## Brief:
Images excluded, repeat each entry below exactly.

(Records)
____________________
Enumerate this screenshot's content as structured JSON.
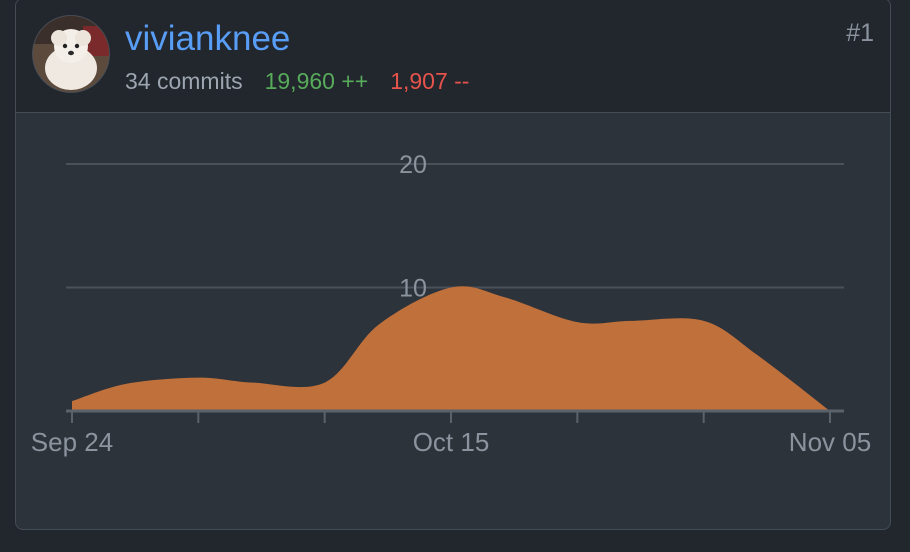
{
  "contributor": {
    "username": "vivianknee",
    "commits": "34 commits",
    "additions": "19,960 ++",
    "deletions": "1,907 --",
    "rank": "#1"
  },
  "colors": {
    "area": "#c0703a",
    "username": "#589df6",
    "additions": "#57ab5a",
    "deletions": "#e5534b"
  },
  "chart_data": {
    "type": "area",
    "x": [
      "2023-09-24",
      "2023-09-27",
      "2023-10-01",
      "2023-10-04",
      "2023-10-08",
      "2023-10-11",
      "2023-10-15",
      "2023-10-18",
      "2023-10-22",
      "2023-10-25",
      "2023-10-29",
      "2023-11-01",
      "2023-11-05"
    ],
    "values": [
      0.8,
      2.2,
      2.7,
      2.3,
      2.3,
      7.0,
      10.0,
      9.2,
      7.2,
      7.3,
      7.3,
      4.5,
      0
    ],
    "x_tick_labels": [
      "Sep 24",
      "Oct 15",
      "Nov 05"
    ],
    "y_tick_labels": [
      "10",
      "20"
    ],
    "ylim": [
      0,
      20
    ],
    "grid": true
  }
}
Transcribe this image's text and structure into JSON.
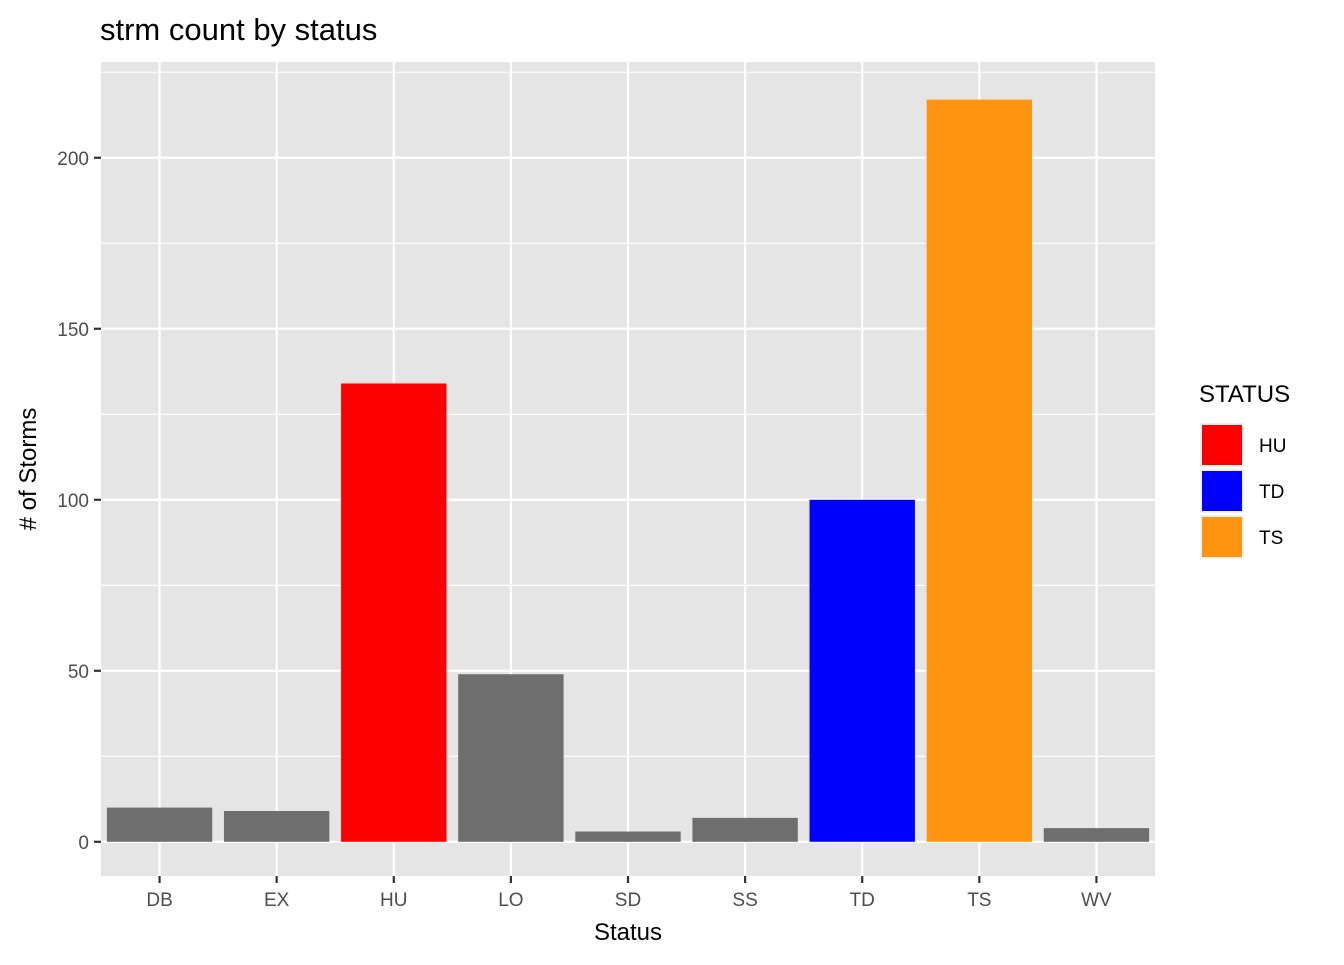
{
  "chart_data": {
    "type": "bar",
    "title": "strm count by status",
    "xlabel": "Status",
    "ylabel": "# of Storms",
    "categories": [
      "DB",
      "EX",
      "HU",
      "LO",
      "SD",
      "SS",
      "TD",
      "TS",
      "WV"
    ],
    "values": [
      10,
      9,
      134,
      49,
      3,
      7,
      100,
      217,
      4
    ],
    "fill_groups": [
      "other",
      "other",
      "HU",
      "other",
      "other",
      "other",
      "TD",
      "TS",
      "other"
    ],
    "ylim": [
      -10,
      228
    ],
    "yticks": [
      0,
      50,
      100,
      150,
      200
    ],
    "grid": true,
    "legend": {
      "title": "STATUS",
      "position": "right",
      "items": [
        {
          "label": "HU",
          "color": "#FF0000"
        },
        {
          "label": "TD",
          "color": "#0000FF"
        },
        {
          "label": "TS",
          "color": "#FF9410"
        }
      ]
    },
    "colors": {
      "HU": "#FF0000",
      "TD": "#0000FF",
      "TS": "#FF9410",
      "other": "#6E6E6E",
      "panel_background": "#E5E5E5",
      "grid": "#FFFFFF"
    }
  }
}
____________________
## Exercise answer:
Enumerate this screenshot's content as structured JSON.
{
  "contributor": {
    "username": "vivianknee",
    "commits": "34 commits",
    "additions": "19,960 ++",
    "deletions": "1,907 --",
    "rank": "#1"
  },
  "colors": {
    "area": "#c0703a",
    "username": "#589df6",
    "additions": "#57ab5a",
    "deletions": "#e5534b"
  },
  "chart_data": {
    "type": "area",
    "x": [
      "2023-09-24",
      "2023-09-27",
      "2023-10-01",
      "2023-10-04",
      "2023-10-08",
      "2023-10-11",
      "2023-10-15",
      "2023-10-18",
      "2023-10-22",
      "2023-10-25",
      "2023-10-29",
      "2023-11-01",
      "2023-11-05"
    ],
    "values": [
      0.8,
      2.2,
      2.7,
      2.3,
      2.3,
      7.0,
      10.0,
      9.2,
      7.2,
      7.3,
      7.3,
      4.5,
      0
    ],
    "x_tick_labels": [
      "Sep 24",
      "Oct 15",
      "Nov 05"
    ],
    "y_tick_labels": [
      "10",
      "20"
    ],
    "ylim": [
      0,
      20
    ],
    "grid": true
  }
}
Transcribe this image's text and structure into JSON.
{
  "chart_data": {
    "type": "bar",
    "title": "strm count by status",
    "xlabel": "Status",
    "ylabel": "# of Storms",
    "categories": [
      "DB",
      "EX",
      "HU",
      "LO",
      "SD",
      "SS",
      "TD",
      "TS",
      "WV"
    ],
    "values": [
      10,
      9,
      134,
      49,
      3,
      7,
      100,
      217,
      4
    ],
    "fill_groups": [
      "other",
      "other",
      "HU",
      "other",
      "other",
      "other",
      "TD",
      "TS",
      "other"
    ],
    "ylim": [
      -10,
      228
    ],
    "yticks": [
      0,
      50,
      100,
      150,
      200
    ],
    "grid": true,
    "legend": {
      "title": "STATUS",
      "position": "right",
      "items": [
        {
          "label": "HU",
          "color": "#FF0000"
        },
        {
          "label": "TD",
          "color": "#0000FF"
        },
        {
          "label": "TS",
          "color": "#FF9410"
        }
      ]
    },
    "colors": {
      "HU": "#FF0000",
      "TD": "#0000FF",
      "TS": "#FF9410",
      "other": "#6E6E6E",
      "panel_background": "#E5E5E5",
      "grid": "#FFFFFF"
    }
  }
}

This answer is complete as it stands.